§ **OBJECTIVE**
Copy out each line that includes the word "thặng".

§ **EXCERPTED DATA**
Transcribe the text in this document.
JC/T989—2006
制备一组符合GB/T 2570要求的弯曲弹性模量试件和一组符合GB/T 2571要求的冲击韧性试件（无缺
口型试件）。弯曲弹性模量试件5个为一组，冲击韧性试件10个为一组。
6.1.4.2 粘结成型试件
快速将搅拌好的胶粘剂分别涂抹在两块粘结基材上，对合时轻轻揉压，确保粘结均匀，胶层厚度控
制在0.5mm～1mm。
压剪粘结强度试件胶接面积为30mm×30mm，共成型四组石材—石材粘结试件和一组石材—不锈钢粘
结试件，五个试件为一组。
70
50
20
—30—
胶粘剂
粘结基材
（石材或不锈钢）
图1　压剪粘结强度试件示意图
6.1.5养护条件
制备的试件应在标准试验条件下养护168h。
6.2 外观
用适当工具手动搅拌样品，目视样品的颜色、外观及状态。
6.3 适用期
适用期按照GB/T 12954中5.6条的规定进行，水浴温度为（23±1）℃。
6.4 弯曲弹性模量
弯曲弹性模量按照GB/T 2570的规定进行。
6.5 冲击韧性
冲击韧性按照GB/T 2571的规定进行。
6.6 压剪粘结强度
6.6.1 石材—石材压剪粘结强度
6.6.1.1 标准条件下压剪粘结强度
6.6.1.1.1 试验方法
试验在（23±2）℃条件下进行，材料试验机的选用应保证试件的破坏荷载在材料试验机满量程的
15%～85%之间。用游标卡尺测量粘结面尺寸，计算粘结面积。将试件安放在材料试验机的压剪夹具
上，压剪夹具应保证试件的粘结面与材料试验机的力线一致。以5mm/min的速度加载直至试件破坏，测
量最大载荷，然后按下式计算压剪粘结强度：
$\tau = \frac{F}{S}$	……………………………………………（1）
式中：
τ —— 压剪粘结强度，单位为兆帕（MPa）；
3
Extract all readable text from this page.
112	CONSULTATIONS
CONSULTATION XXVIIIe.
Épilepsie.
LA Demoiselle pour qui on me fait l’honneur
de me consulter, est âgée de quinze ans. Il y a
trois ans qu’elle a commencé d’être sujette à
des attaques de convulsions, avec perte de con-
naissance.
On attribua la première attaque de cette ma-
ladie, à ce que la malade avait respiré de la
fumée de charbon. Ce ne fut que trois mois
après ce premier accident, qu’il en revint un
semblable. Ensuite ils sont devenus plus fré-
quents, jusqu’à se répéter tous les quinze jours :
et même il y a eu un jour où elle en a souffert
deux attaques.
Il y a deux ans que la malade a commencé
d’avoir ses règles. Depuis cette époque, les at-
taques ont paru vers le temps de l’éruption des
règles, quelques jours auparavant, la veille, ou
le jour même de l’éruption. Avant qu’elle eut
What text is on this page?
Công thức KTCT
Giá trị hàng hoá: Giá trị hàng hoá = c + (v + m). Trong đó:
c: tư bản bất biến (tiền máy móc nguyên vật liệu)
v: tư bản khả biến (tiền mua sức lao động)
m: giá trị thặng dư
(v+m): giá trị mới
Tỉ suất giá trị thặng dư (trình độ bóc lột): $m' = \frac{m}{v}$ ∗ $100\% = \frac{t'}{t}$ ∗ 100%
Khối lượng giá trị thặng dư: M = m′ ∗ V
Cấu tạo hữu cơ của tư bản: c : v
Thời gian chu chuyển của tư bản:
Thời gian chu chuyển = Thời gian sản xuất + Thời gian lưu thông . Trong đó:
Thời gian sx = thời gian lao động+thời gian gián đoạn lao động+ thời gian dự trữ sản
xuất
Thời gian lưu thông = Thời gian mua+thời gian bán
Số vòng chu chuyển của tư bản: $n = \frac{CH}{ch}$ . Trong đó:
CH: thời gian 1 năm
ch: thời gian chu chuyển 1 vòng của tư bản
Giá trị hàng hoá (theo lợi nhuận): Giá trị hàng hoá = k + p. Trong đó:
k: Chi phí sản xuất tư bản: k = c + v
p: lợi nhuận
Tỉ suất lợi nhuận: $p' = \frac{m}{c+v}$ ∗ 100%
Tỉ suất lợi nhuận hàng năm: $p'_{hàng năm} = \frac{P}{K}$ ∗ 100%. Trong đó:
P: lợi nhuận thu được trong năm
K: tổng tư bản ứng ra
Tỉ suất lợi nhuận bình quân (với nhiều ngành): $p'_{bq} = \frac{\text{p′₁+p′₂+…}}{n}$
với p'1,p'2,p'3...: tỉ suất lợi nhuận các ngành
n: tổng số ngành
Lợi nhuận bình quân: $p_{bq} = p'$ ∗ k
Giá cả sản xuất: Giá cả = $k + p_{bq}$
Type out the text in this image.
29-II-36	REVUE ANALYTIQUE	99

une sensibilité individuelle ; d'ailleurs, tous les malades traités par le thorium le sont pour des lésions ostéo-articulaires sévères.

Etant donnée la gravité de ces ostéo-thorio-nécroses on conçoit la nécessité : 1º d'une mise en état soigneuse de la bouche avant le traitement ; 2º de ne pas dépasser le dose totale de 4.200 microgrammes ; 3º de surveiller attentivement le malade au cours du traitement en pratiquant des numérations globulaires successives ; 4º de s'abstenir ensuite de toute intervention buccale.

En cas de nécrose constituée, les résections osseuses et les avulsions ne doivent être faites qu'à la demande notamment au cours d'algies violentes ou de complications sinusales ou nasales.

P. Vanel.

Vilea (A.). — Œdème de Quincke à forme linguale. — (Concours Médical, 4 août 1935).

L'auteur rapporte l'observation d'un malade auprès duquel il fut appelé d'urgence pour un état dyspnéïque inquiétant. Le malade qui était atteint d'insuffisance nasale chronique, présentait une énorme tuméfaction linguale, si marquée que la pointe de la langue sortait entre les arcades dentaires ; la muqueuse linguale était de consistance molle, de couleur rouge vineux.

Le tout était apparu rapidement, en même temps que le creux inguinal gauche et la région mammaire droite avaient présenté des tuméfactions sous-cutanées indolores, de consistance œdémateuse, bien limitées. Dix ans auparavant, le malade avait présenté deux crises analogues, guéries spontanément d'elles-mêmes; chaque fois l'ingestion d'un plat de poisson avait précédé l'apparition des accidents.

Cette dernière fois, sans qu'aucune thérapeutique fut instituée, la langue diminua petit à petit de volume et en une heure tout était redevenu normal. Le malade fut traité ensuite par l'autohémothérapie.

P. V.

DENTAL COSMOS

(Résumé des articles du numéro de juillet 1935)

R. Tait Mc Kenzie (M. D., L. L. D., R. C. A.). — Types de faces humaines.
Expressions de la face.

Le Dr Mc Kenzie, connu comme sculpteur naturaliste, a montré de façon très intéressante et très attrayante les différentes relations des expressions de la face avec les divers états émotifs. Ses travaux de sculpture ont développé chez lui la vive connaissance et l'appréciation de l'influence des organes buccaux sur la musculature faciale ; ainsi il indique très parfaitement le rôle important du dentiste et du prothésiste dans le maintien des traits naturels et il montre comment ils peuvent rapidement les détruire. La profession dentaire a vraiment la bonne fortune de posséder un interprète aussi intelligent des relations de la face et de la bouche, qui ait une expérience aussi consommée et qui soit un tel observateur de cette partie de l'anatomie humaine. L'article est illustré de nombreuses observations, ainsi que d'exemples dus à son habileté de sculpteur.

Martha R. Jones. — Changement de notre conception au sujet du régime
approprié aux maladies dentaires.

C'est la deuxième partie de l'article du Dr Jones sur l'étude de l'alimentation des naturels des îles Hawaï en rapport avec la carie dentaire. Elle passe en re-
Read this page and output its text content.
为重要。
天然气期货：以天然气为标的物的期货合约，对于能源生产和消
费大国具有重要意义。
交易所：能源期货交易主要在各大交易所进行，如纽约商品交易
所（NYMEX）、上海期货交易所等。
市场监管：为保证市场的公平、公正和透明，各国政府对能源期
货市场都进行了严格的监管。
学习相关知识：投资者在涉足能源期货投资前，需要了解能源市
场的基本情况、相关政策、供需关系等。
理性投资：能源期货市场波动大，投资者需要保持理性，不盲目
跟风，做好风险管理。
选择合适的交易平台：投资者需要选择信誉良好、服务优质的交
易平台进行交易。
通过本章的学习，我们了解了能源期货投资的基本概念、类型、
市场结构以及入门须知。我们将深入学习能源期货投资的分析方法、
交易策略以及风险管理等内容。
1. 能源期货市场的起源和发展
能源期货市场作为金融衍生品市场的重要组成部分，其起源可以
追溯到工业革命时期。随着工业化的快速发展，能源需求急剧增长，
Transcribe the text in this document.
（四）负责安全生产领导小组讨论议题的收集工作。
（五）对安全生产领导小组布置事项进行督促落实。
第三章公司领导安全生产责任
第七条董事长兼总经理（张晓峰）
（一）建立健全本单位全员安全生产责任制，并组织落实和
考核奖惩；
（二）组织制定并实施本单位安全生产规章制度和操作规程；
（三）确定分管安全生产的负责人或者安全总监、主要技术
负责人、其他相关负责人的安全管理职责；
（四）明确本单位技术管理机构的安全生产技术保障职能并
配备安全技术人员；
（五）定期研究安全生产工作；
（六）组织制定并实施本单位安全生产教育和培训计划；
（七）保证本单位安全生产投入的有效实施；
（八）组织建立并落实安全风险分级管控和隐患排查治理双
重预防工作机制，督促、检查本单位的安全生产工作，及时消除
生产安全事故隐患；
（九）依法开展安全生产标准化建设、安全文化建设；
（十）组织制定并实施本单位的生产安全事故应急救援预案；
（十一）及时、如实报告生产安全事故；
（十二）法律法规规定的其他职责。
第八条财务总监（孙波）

§ **RESULT**
m: giá trị thặng dư
Tỉ suất giá trị thặng dư (trình độ bóc lột): $m' = \frac{m}{v}$ ∗ $100\% = \frac{t'}{t}$ ∗ 100%
Khối lượng giá trị thặng dư: M = m′ ∗ V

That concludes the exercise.